▶ Exercise: Copy out every line in which the string "Yesterday" occurs.

Start

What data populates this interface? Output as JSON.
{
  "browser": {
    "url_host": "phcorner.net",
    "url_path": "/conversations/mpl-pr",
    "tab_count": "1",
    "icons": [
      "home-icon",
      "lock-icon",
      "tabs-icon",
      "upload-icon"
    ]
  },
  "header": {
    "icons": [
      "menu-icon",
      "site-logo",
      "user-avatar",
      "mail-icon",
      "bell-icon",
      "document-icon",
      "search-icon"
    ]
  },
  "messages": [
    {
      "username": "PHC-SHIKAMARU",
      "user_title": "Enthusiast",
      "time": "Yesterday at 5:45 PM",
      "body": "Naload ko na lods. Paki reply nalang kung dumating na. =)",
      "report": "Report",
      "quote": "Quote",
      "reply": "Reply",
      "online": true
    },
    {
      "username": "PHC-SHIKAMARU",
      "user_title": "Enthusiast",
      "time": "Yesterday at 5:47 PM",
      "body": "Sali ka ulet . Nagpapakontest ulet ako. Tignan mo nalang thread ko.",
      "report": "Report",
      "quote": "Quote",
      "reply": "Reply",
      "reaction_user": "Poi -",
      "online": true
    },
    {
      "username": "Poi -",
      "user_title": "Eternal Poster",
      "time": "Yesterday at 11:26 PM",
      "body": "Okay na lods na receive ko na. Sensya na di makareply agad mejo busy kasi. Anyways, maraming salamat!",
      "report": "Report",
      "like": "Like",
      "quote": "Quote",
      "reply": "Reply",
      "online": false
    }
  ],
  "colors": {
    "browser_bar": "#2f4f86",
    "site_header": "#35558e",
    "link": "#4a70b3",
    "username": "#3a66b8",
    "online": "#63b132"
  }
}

End

▶ The reply:
      "time": "Yesterday at 5:45 PM",
      "time": "Yesterday at 5:47 PM",
      "time": "Yesterday at 11:26 PM",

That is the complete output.